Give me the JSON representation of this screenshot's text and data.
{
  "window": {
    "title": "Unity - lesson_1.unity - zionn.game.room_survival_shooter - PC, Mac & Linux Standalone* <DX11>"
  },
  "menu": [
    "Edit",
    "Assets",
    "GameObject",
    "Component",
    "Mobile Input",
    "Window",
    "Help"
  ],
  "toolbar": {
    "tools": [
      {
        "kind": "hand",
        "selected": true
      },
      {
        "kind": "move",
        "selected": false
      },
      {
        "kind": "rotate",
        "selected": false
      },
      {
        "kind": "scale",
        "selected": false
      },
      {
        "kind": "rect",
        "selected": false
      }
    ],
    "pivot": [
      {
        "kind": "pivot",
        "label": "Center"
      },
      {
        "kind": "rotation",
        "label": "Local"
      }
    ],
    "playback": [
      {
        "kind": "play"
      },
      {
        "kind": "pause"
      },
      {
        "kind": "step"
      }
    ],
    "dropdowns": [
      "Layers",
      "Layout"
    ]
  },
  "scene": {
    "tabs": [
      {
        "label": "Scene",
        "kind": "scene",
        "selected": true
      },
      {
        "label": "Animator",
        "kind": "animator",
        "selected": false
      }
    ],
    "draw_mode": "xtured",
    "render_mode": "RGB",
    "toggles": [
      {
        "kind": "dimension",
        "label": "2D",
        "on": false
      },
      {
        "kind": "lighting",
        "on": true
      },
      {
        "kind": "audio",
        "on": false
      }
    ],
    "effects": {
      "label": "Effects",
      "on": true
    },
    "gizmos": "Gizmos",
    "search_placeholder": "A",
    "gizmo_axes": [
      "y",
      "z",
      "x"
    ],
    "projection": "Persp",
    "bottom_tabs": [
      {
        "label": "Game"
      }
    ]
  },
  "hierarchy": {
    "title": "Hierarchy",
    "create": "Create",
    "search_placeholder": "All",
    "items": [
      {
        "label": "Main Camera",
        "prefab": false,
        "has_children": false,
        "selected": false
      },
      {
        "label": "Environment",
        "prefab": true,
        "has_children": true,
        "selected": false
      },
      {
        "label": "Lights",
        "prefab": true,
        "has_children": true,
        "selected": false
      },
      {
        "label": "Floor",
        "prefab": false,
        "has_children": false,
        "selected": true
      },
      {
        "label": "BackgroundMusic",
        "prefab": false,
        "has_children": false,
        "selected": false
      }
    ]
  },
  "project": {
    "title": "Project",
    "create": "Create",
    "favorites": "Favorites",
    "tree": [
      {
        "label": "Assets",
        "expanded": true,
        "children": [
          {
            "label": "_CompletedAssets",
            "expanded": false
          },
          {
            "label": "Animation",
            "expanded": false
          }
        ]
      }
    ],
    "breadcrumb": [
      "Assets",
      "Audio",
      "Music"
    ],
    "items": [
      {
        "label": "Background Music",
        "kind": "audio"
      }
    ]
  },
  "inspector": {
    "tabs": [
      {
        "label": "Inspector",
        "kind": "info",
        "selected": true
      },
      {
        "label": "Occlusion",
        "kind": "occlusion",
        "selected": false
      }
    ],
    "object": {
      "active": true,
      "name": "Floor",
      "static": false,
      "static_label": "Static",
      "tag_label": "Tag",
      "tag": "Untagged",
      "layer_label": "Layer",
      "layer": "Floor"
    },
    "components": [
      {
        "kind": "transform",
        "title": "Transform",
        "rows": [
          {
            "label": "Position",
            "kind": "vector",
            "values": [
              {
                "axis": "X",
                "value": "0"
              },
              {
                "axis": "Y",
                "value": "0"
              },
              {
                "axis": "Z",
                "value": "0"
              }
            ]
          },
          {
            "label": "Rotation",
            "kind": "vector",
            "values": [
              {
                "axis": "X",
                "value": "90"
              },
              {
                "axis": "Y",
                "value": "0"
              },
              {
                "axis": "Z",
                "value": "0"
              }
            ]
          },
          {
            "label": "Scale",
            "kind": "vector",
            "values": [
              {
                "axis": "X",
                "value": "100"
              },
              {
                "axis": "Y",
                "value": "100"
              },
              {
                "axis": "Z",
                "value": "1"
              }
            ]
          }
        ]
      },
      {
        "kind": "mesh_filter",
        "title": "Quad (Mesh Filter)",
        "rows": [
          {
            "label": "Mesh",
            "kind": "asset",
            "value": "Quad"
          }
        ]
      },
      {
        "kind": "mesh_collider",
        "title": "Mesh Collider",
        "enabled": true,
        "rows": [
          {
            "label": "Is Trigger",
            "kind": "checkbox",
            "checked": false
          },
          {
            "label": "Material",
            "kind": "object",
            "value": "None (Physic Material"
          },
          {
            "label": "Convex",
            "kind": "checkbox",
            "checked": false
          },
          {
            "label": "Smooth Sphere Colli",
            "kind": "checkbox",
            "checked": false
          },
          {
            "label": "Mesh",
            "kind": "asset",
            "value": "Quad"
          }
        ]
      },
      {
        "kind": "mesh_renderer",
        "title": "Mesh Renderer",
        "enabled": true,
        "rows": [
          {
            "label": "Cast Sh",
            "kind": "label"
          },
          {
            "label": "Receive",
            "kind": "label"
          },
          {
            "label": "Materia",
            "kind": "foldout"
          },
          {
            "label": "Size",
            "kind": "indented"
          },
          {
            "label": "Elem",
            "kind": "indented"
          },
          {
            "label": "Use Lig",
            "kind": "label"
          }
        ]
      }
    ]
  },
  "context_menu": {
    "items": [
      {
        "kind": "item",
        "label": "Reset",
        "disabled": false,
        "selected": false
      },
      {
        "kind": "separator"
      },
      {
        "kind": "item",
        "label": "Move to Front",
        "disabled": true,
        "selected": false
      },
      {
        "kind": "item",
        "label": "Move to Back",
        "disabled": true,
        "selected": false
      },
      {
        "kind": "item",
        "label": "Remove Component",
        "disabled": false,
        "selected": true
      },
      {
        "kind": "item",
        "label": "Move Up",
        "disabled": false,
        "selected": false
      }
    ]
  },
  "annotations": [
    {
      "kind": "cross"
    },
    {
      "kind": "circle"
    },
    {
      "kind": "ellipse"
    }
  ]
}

----

Exercise prompt
Above are some records. Print them all exactly.

Result of this exercise
Give me the JSON representation of this screenshot's text and data.
{
  "window": {
    "title": "Unity - lesson_1.unity - zionn.game.room_survival_shooter - PC, Mac & Linux Standalone* <DX11>"
  },
  "menu": [
    "Edit",
    "Assets",
    "GameObject",
    "Component",
    "Mobile Input",
    "Window",
    "Help"
  ],
  "toolbar": {
    "tools": [
      {
        "kind": "hand",
        "selected": true
      },
      {
        "kind": "move",
        "selected": false
      },
      {
        "kind": "rotate",
        "selected": false
      },
      {
        "kind": "scale",
        "selected": false
      },
      {
        "kind": "rect",
        "selected": false
      }
    ],
    "pivot": [
      {
        "kind": "pivot",
        "label": "Center"
      },
      {
        "kind": "rotation",
        "label": "Local"
      }
    ],
    "playback": [
      {
        "kind": "play"
      },
      {
        "kind": "pause"
      },
      {
        "kind": "step"
      }
    ],
    "dropdowns": [
      "Layers",
      "Layout"
    ]
  },
  "scene": {
    "tabs": [
      {
        "label": "Scene",
        "kind": "scene",
        "selected": true
      },
      {
        "label": "Animator",
        "kind": "animator",
        "selected": false
      }
    ],
    "draw_mode": "xtured",
    "render_mode": "RGB",
    "toggles": [
      {
        "kind": "dimension",
        "label": "2D",
        "on": false
      },
      {
        "kind": "lighting",
        "on": true
      },
      {
        "kind": "audio",
        "on": false
      }
    ],
    "effects": {
      "label": "Effects",
      "on": true
    },
    "gizmos": "Gizmos",
    "search_placeholder": "A",
    "gizmo_axes": [
      "y",
      "z",
      "x"
    ],
    "projection": "Persp",
    "bottom_tabs": [
      {
        "label": "Game"
      }
    ]
  },
  "hierarchy": {
    "title": "Hierarchy",
    "create": "Create",
    "search_placeholder": "All",
    "items": [
      {
        "label": "Main Camera",
        "prefab": false,
        "has_children": false,
        "selected": false
      },
      {
        "label": "Environment",
        "prefab": true,
        "has_children": true,
        "selected": false
      },
      {
        "label": "Lights",
        "prefab": true,
        "has_children": true,
        "selected": false
      },
      {
        "label": "Floor",
        "prefab": false,
        "has_children": false,
        "selected": true
      },
      {
        "label": "BackgroundMusic",
        "prefab": false,
        "has_children": false,
        "selected": false
      }
    ]
  },
  "project": {
    "title": "Project",
    "create": "Create",
    "favorites": "Favorites",
    "tree": [
      {
        "label": "Assets",
        "expanded": true,
        "children": [
          {
            "label": "_CompletedAssets",
            "expanded": false
          },
          {
            "label": "Animation",
            "expanded": false
          }
        ]
      }
    ],
    "breadcrumb": [
      "Assets",
      "Audio",
      "Music"
    ],
    "items": [
      {
        "label": "Background Music",
        "kind": "audio"
      }
    ]
  },
  "inspector": {
    "tabs": [
      {
        "label": "Inspector",
        "kind": "info",
        "selected": true
      },
      {
        "label": "Occlusion",
        "kind": "occlusion",
        "selected": false
      }
    ],
    "object": {
      "active": true,
      "name": "Floor",
      "static": false,
      "static_label": "Static",
      "tag_label": "Tag",
      "tag": "Untagged",
      "layer_label": "Layer",
      "layer": "Floor"
    },
    "components": [
      {
        "kind": "transform",
        "title": "Transform",
        "rows": [
          {
            "label": "Position",
            "kind": "vector",
            "values": [
              {
                "axis": "X",
                "value": "0"
              },
              {
                "axis": "Y",
                "value": "0"
              },
              {
                "axis": "Z",
                "value": "0"
              }
            ]
          },
          {
            "label": "Rotation",
            "kind": "vector",
            "values": [
              {
                "axis": "X",
                "value": "90"
              },
              {
                "axis": "Y",
                "value": "0"
              },
              {
                "axis": "Z",
                "value": "0"
              }
            ]
          },
          {
            "label": "Scale",
            "kind": "vector",
            "values": [
              {
                "axis": "X",
                "value": "100"
              },
              {
                "axis": "Y",
                "value": "100"
              },
              {
                "axis": "Z",
                "value": "1"
              }
            ]
          }
        ]
      },
      {
        "kind": "mesh_filter",
        "title": "Quad (Mesh Filter)",
        "rows": [
          {
            "label": "Mesh",
            "kind": "asset",
            "value": "Quad"
          }
        ]
      },
      {
        "kind": "mesh_collider",
        "title": "Mesh Collider",
        "enabled": true,
        "rows": [
          {
            "label": "Is Trigger",
            "kind": "checkbox",
            "checked": false
          },
          {
            "label": "Material",
            "kind": "object",
            "value": "None (Physic Material"
          },
          {
            "label": "Convex",
            "kind": "checkbox",
            "checked": false
          },
          {
            "label": "Smooth Sphere Colli",
            "kind": "checkbox",
            "checked": false
          },
          {
            "label": "Mesh",
            "kind": "asset",
            "value": "Quad"
          }
        ]
      },
      {
        "kind": "mesh_renderer",
        "title": "Mesh Renderer",
        "enabled": true,
        "rows": [
          {
            "label": "Cast Sh",
            "kind": "label"
          },
          {
            "label": "Receive",
            "kind": "label"
          },
          {
            "label": "Materia",
            "kind": "foldout"
          },
          {
            "label": "Size",
            "kind": "indented"
          },
          {
            "label": "Elem",
            "kind": "indented"
          },
          {
            "label": "Use Lig",
            "kind": "label"
          }
        ]
      }
    ]
  },
  "context_menu": {
    "items": [
      {
        "kind": "item",
        "label": "Reset",
        "disabled": false,
        "selected": false
      },
      {
        "kind": "separator"
      },
      {
        "kind": "item",
        "label": "Move to Front",
        "disabled": true,
        "selected": false
      },
      {
        "kind": "item",
        "label": "Move to Back",
        "disabled": true,
        "selected": false
      },
      {
        "kind": "item",
        "label": "Remove Component",
        "disabled": false,
        "selected": true
      },
      {
        "kind": "item",
        "label": "Move Up",
        "disabled": false,
        "selected": false
      }
    ]
  },
  "annotations": [
    {
      "kind": "cross"
    },
    {
      "kind": "circle"
    },
    {
      "kind": "ellipse"
    }
  ]
}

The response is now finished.